═══ Data to use

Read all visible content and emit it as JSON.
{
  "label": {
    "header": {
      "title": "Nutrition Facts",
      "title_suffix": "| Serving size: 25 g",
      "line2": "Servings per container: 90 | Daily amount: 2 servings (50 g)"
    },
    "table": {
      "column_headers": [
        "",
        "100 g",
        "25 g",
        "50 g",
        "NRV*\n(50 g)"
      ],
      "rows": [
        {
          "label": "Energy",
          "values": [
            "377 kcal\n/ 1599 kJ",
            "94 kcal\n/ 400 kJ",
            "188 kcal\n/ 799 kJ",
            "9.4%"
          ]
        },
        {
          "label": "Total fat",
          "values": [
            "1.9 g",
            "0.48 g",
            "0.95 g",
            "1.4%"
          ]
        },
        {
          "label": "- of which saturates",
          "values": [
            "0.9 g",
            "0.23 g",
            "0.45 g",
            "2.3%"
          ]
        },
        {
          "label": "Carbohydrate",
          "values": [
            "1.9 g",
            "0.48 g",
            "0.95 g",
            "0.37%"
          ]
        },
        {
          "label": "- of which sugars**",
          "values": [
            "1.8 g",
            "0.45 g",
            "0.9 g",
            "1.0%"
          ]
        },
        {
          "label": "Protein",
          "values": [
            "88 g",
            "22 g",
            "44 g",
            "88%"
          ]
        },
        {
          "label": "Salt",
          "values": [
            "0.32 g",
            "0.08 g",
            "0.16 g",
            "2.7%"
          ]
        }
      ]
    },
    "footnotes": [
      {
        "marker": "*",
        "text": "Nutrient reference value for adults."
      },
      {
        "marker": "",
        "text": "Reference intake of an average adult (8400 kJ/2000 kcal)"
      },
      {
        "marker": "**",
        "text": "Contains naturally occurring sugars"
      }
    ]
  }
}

══════

[Exercise]: Search the listing above for the string "kcal" and return each line it appears on.

[Solution to this exercise]:
            "377 kcal\n/ 1599 kJ",
            "94 kcal\n/ 400 kJ",
            "188 kcal\n/ 799 kJ",
        "text": "Reference intake of an average adult (8400 kJ/2000 kcal)"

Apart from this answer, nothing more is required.